• **WHAT IS BEING ASKED**
Write out each line in which the string "this" is present.

• **THE RECORDS**
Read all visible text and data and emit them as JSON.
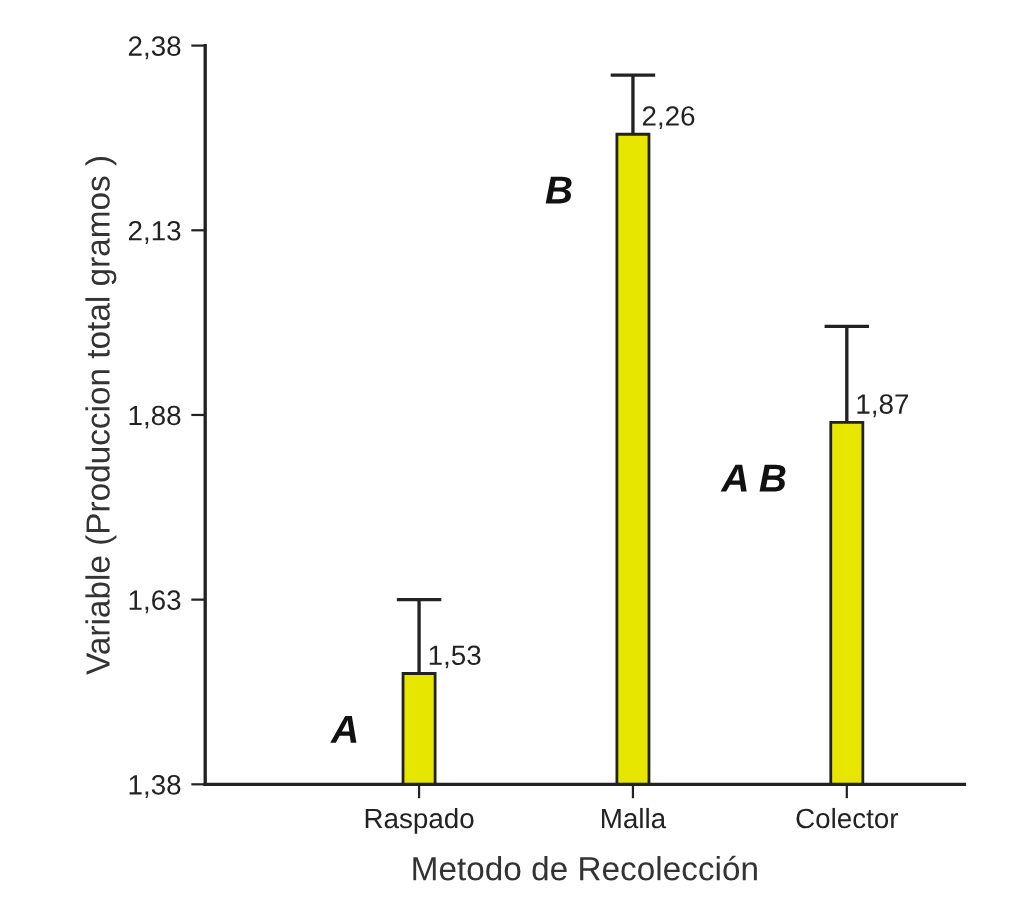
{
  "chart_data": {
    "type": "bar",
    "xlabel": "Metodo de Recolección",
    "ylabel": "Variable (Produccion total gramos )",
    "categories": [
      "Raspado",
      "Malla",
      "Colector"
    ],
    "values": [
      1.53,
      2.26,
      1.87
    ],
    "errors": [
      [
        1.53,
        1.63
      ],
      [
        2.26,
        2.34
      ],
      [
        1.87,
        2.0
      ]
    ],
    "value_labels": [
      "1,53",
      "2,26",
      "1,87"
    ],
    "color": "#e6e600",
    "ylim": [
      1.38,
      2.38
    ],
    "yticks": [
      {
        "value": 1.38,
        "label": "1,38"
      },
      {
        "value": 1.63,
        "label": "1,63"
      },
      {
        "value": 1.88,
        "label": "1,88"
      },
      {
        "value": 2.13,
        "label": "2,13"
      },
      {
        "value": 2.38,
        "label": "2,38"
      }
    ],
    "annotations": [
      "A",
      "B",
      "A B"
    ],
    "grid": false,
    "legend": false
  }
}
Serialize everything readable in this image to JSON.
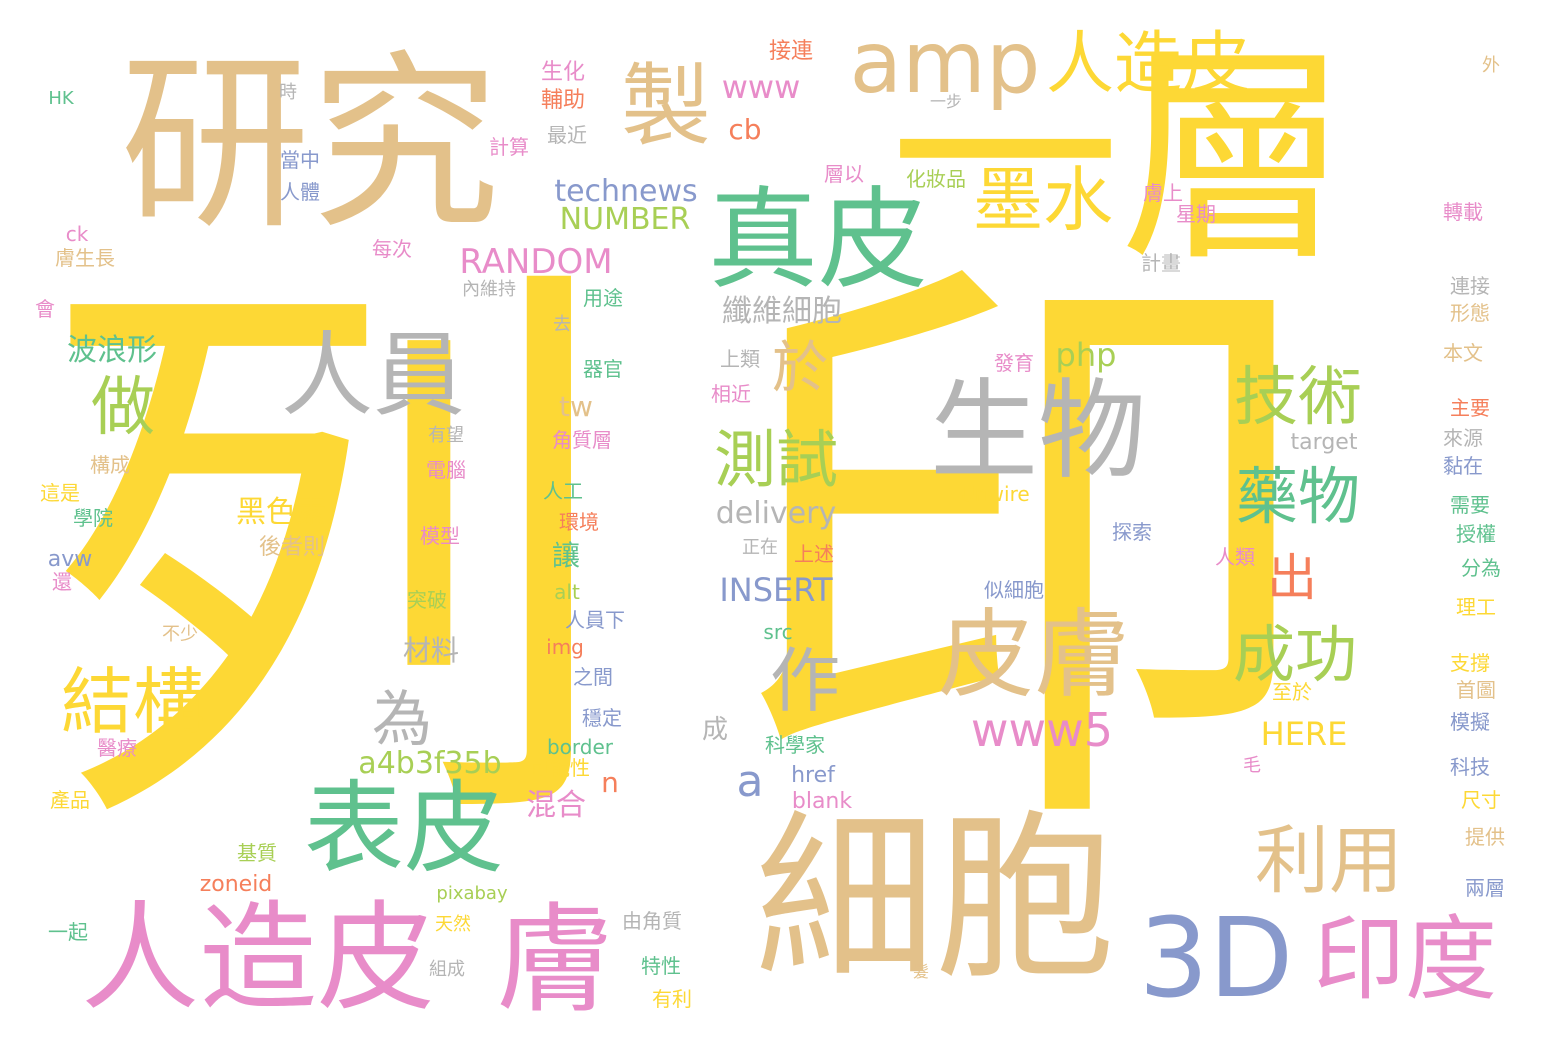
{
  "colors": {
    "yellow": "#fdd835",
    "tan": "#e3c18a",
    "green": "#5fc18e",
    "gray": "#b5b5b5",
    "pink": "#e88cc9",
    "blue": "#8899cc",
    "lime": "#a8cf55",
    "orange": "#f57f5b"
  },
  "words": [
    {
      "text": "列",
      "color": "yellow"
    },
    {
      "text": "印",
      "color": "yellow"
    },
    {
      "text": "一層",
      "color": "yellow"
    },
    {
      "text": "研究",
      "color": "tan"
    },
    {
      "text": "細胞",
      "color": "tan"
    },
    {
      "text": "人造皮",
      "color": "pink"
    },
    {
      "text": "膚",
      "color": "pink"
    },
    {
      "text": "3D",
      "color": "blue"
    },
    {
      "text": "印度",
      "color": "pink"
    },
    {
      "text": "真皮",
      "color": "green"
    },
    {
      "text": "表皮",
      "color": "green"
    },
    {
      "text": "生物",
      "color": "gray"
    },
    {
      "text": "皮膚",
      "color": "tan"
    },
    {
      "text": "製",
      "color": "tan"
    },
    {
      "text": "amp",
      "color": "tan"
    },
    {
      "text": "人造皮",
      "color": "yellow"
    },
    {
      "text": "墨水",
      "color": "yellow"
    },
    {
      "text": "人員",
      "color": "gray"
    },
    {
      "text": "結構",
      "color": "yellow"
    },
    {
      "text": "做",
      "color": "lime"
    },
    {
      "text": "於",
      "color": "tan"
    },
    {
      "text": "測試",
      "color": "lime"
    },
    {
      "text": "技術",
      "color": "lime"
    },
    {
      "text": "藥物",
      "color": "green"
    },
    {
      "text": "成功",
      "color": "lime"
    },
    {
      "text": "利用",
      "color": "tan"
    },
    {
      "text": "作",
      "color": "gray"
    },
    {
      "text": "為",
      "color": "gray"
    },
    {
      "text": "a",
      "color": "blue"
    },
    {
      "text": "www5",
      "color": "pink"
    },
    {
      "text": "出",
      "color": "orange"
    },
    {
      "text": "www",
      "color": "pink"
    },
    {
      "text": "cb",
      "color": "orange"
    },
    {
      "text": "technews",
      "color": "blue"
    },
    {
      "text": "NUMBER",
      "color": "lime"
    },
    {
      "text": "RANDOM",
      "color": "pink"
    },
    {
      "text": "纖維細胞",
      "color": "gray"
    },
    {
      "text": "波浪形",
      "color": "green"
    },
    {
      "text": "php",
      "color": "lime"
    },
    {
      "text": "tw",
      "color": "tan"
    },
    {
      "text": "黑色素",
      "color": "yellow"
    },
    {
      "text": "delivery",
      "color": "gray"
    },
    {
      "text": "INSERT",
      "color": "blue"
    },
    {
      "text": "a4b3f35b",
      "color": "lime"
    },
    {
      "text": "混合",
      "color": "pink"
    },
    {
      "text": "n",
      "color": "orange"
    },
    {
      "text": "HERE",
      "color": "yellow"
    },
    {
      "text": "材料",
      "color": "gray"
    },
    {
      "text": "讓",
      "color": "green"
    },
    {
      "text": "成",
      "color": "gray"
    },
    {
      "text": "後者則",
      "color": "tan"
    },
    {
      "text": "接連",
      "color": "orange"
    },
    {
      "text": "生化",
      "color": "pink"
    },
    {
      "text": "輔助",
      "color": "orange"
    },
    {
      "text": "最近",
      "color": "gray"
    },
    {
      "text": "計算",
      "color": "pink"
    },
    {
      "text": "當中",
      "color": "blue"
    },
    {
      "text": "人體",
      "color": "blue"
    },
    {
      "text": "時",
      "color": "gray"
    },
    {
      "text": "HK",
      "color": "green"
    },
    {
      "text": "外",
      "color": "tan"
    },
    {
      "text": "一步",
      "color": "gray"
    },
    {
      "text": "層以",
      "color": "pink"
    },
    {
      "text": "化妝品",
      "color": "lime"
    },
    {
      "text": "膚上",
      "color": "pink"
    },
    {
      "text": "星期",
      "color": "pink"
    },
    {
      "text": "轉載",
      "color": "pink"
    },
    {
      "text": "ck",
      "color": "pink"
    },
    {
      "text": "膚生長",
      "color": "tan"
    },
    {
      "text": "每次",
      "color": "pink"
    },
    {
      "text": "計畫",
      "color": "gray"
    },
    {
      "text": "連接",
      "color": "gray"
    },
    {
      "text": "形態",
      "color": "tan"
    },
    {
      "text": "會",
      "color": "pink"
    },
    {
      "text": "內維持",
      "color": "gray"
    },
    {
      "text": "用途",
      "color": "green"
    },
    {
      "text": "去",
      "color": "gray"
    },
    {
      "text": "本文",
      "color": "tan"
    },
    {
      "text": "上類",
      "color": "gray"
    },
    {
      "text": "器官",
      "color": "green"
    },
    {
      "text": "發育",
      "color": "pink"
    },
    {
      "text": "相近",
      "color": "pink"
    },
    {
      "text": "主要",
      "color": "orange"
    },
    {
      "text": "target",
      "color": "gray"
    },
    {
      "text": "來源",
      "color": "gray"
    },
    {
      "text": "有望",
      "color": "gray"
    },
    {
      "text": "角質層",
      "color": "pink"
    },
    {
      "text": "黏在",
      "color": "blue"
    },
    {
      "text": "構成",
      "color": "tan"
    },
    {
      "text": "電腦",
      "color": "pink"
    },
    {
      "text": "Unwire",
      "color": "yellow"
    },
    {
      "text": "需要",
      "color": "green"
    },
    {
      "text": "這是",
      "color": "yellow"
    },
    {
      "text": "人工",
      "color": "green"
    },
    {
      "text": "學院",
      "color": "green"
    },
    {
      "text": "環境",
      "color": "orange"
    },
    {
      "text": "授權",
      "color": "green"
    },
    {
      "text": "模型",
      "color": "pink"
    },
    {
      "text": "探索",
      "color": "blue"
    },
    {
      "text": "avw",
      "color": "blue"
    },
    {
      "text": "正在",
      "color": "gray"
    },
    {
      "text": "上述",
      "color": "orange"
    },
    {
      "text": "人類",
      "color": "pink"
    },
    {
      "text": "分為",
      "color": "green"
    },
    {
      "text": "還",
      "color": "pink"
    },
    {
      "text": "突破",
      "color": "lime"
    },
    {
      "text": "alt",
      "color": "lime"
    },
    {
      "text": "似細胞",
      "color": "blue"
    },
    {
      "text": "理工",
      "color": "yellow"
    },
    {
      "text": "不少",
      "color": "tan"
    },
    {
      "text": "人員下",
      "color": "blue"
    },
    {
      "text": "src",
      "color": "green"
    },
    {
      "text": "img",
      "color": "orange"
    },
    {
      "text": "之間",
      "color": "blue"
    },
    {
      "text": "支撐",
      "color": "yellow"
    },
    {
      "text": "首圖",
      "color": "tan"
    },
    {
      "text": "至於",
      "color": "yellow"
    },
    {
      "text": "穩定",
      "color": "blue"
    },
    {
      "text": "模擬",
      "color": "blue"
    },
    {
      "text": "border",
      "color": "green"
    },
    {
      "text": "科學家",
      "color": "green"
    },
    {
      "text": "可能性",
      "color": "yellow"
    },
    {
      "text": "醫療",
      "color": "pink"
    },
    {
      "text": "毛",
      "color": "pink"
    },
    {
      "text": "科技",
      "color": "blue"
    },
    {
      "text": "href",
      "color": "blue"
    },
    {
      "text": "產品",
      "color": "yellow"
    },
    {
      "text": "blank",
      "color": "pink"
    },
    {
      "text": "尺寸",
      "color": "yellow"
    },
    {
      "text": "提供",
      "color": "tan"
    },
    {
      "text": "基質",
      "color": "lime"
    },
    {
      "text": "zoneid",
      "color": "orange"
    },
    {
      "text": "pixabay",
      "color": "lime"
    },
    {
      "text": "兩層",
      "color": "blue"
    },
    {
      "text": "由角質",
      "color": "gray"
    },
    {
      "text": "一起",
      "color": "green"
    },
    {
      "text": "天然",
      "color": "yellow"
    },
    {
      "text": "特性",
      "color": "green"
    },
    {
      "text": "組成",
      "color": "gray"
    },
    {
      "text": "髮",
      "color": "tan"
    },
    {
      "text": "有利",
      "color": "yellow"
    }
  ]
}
==
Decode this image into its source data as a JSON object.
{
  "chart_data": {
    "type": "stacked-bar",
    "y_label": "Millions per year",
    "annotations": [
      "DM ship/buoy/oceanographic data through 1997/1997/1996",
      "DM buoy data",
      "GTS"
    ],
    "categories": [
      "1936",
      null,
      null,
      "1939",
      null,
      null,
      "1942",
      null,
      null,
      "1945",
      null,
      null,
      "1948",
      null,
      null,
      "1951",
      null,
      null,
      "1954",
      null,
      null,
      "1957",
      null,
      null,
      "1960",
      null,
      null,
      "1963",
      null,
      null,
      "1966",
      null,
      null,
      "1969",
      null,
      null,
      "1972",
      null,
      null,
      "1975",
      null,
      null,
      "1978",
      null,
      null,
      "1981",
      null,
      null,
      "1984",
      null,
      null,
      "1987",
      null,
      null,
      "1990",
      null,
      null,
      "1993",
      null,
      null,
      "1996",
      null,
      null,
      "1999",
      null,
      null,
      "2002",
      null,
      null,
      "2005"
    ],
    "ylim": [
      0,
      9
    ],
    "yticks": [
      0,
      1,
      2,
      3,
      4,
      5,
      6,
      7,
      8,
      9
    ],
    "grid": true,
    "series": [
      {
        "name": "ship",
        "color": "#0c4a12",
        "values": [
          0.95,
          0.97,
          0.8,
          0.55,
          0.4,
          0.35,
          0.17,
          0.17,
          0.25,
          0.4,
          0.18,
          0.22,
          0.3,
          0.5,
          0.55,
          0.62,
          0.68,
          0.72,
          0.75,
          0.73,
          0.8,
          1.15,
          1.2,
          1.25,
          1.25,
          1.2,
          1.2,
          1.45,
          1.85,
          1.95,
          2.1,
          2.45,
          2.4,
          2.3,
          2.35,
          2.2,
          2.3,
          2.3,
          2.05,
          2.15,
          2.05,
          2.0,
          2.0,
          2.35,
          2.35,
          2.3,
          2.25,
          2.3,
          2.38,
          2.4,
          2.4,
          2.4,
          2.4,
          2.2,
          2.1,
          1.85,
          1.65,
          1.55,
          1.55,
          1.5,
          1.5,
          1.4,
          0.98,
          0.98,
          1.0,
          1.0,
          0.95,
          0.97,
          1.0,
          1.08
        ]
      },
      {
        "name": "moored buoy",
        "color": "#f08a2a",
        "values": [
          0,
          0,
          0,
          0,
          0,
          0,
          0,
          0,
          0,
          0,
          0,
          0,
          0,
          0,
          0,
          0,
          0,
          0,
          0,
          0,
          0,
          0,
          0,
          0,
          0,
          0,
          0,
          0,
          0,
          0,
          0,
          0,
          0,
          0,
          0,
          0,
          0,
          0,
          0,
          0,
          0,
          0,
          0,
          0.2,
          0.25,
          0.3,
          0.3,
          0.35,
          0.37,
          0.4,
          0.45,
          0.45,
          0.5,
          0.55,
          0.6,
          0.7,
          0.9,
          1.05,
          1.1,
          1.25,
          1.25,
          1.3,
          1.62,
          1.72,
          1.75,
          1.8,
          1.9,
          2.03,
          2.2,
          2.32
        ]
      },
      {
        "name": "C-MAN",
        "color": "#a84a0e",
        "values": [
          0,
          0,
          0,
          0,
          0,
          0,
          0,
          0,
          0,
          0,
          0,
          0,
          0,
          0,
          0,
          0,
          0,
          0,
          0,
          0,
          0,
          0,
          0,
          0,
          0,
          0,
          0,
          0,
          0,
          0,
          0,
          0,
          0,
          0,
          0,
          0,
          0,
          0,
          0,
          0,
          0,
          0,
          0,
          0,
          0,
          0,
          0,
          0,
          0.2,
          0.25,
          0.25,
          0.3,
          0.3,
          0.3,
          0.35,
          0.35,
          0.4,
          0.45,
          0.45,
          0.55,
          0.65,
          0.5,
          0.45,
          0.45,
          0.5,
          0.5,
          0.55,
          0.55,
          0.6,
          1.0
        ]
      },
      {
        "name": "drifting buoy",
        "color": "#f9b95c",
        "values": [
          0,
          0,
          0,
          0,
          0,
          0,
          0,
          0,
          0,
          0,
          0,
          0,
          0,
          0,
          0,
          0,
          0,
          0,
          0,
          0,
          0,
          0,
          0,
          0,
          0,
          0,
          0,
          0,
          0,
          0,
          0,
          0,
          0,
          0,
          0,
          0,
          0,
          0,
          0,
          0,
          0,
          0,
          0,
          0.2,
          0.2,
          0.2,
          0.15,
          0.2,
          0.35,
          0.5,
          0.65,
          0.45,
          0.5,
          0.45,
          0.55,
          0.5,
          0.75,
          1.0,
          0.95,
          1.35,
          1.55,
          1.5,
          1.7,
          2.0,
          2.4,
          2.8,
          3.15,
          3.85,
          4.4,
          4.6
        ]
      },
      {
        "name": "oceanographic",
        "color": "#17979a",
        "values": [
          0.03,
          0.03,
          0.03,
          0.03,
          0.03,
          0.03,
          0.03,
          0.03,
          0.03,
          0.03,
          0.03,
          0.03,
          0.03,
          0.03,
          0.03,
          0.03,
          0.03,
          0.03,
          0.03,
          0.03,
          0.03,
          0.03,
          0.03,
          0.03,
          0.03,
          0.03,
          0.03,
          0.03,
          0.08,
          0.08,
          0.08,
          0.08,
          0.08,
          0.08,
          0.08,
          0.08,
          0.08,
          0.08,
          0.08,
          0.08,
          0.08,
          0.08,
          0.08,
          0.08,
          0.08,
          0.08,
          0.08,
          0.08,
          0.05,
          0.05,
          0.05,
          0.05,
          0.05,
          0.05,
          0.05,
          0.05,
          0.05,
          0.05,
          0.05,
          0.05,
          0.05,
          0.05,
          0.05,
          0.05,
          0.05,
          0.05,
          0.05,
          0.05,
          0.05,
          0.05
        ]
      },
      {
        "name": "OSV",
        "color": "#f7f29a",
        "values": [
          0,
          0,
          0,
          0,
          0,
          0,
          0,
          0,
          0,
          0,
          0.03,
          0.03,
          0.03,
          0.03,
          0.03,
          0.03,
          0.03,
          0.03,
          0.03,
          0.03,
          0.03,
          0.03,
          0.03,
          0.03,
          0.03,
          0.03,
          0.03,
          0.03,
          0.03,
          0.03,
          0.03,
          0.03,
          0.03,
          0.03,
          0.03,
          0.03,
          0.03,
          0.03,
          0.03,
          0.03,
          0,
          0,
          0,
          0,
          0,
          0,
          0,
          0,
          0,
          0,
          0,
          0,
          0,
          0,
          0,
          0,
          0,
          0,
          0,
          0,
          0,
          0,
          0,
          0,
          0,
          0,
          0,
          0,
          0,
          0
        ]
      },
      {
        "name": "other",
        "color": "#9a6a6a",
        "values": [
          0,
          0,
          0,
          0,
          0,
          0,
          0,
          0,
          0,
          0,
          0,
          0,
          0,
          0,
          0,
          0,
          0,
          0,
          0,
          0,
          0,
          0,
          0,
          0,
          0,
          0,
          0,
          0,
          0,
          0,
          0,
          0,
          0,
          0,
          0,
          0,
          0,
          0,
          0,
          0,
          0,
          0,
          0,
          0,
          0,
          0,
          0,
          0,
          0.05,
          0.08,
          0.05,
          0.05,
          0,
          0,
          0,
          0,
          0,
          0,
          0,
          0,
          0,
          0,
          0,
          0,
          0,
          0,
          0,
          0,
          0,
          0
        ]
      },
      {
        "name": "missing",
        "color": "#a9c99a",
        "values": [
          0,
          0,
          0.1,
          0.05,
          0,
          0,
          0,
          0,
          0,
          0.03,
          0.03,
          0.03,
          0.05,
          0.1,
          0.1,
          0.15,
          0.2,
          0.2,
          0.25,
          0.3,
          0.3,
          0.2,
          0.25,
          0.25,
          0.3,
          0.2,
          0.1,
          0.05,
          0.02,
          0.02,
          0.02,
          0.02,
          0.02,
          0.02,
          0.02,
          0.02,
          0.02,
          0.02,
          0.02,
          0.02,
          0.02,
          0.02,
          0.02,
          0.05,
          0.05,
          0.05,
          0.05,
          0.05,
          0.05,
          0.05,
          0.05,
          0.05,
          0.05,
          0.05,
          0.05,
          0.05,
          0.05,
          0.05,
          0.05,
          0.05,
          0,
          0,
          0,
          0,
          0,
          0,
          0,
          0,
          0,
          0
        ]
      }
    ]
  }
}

• **TASK OUTPUT**
Serialize everything readable in this image to JSON.
Decode this image into its source data as a JSON object.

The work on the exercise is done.